* **INSTRUCTIONS TO FOLLOW**
Wherever the string "xlabel" appears, copy the whole line.

* **RECORDS SUPPLIED**
--- Start ---

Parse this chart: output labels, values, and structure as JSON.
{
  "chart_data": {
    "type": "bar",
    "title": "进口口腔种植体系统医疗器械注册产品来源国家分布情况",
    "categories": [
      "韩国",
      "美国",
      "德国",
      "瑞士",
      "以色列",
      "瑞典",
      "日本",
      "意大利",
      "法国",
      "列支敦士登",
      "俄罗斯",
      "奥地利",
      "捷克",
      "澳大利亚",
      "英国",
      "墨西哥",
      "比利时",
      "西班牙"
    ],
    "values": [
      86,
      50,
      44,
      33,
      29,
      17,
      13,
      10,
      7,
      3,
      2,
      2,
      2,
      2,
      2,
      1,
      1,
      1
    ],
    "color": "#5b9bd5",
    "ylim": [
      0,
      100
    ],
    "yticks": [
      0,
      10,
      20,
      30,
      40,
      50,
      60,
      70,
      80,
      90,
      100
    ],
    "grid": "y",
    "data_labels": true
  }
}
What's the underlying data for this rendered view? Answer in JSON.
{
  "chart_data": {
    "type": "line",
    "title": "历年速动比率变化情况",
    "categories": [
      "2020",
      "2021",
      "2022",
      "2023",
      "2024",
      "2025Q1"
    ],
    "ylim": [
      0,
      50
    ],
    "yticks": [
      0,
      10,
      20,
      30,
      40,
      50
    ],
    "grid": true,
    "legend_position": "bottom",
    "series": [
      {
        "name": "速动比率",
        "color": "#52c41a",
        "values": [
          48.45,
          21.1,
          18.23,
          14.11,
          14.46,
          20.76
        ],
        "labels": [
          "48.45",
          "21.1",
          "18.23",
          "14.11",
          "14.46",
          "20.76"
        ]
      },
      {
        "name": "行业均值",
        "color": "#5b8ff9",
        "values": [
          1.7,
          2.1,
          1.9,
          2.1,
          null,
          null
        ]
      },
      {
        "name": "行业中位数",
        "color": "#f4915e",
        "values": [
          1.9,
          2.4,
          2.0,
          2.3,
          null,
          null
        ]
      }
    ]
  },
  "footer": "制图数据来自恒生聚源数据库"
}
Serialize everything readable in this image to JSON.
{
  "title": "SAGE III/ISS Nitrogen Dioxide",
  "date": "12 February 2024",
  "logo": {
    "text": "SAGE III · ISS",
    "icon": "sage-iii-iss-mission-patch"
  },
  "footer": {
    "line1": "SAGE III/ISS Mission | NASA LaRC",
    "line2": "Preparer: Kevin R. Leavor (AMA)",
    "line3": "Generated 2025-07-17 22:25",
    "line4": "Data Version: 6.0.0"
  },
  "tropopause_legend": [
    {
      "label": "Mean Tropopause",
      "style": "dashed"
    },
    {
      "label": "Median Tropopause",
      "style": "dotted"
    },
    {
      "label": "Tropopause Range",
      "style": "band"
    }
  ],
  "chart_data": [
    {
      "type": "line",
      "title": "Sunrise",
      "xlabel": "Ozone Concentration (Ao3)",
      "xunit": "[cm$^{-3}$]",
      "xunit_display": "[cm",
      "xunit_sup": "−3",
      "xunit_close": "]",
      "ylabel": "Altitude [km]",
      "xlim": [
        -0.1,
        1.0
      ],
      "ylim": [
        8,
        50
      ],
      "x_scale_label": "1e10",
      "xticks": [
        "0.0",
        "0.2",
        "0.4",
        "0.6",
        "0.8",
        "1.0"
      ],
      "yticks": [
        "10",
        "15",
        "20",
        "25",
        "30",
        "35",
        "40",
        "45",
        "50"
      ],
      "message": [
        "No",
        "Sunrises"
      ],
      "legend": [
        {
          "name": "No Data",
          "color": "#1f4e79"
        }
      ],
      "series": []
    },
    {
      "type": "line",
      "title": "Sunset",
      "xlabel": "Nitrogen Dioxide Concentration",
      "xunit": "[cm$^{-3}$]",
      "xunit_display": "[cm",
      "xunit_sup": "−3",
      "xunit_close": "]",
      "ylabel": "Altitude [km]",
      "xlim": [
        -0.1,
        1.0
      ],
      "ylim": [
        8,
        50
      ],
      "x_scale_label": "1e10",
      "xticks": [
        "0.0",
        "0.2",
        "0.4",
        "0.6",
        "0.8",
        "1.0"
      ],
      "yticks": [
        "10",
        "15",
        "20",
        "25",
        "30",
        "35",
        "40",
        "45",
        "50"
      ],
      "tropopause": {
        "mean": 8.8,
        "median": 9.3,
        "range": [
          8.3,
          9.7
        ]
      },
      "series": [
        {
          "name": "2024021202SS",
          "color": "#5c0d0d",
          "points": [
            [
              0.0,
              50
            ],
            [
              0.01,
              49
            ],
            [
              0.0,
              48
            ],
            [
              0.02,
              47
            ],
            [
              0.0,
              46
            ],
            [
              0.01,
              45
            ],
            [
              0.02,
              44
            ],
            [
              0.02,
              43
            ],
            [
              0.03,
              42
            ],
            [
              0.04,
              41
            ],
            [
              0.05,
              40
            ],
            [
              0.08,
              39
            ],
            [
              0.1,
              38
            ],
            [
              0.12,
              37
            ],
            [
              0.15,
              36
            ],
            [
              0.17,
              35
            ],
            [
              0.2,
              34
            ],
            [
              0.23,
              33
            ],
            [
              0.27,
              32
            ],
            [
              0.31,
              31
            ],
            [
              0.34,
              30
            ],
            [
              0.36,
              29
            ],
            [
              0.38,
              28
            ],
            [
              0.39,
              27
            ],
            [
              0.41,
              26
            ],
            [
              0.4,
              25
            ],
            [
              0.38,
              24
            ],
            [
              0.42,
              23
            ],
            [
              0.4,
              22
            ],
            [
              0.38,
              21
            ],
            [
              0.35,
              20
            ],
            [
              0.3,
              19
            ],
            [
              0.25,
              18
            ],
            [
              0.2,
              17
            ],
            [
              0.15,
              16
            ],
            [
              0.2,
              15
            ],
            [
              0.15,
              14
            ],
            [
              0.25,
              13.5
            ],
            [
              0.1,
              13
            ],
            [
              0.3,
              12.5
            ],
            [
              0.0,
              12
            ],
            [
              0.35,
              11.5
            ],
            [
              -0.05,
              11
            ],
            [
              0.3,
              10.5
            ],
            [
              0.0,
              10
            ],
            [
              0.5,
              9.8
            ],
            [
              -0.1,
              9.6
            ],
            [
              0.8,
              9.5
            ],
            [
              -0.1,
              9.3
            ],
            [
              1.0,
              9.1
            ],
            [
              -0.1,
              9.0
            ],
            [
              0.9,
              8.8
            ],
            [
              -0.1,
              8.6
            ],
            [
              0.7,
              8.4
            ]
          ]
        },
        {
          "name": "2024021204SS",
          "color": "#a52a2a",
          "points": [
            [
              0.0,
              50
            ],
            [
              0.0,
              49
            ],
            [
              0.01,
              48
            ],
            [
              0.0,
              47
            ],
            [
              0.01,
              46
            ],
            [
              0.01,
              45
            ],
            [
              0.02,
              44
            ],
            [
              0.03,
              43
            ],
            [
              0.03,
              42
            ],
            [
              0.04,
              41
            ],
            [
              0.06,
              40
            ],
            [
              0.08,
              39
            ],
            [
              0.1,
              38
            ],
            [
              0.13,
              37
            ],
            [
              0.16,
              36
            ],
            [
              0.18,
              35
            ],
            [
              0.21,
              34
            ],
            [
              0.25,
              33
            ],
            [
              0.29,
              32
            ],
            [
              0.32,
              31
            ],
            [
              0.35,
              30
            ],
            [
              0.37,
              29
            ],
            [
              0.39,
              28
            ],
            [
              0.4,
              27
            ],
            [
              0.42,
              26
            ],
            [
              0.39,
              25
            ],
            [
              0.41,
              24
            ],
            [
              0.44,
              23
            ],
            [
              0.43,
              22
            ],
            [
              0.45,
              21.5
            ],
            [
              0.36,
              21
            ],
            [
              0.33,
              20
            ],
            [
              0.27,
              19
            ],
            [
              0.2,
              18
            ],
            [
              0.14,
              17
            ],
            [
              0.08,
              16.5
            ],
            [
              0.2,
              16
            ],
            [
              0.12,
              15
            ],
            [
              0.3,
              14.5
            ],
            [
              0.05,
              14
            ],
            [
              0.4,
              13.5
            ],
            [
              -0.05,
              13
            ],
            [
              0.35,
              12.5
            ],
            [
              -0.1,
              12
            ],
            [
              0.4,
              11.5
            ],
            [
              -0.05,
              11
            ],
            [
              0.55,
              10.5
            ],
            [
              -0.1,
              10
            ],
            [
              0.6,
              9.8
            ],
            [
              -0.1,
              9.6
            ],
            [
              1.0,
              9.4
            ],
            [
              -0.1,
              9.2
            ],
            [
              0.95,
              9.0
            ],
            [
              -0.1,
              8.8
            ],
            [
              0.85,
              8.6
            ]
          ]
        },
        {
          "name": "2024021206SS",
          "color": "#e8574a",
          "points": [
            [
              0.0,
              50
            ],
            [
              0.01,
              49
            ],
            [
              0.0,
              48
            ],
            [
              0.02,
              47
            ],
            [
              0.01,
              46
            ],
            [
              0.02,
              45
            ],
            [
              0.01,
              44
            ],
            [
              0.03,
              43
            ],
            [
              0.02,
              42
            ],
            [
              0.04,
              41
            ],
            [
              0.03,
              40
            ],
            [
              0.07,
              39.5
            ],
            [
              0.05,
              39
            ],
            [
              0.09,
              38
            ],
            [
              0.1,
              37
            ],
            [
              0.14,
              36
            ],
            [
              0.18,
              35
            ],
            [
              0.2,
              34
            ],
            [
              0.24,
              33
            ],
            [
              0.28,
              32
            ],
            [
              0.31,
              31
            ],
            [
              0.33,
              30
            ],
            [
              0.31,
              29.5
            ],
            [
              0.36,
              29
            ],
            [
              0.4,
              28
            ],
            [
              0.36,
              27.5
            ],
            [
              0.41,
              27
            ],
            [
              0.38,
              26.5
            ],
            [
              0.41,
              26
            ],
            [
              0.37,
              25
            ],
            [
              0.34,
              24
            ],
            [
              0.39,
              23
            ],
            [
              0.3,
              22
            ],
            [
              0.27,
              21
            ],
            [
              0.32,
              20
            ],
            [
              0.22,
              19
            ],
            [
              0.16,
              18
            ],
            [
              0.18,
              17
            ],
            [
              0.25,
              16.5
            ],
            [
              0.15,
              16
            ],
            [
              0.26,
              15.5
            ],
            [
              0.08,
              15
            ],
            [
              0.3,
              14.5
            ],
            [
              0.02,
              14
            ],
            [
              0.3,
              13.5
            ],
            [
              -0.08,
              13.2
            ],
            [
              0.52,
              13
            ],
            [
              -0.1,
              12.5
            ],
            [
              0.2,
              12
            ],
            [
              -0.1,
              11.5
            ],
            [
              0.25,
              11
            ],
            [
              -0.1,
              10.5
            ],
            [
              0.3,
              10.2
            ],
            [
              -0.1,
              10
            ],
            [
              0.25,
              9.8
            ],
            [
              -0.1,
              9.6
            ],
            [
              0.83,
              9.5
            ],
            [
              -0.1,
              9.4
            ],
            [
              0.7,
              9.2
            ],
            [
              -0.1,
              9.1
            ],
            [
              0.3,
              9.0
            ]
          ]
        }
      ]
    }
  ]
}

--- End ---

* **FINAL ANSWER**
      "xlabel": "Ozone Concentration (Ao3)",
      "xlabel": "Nitrogen Dioxide Concentration",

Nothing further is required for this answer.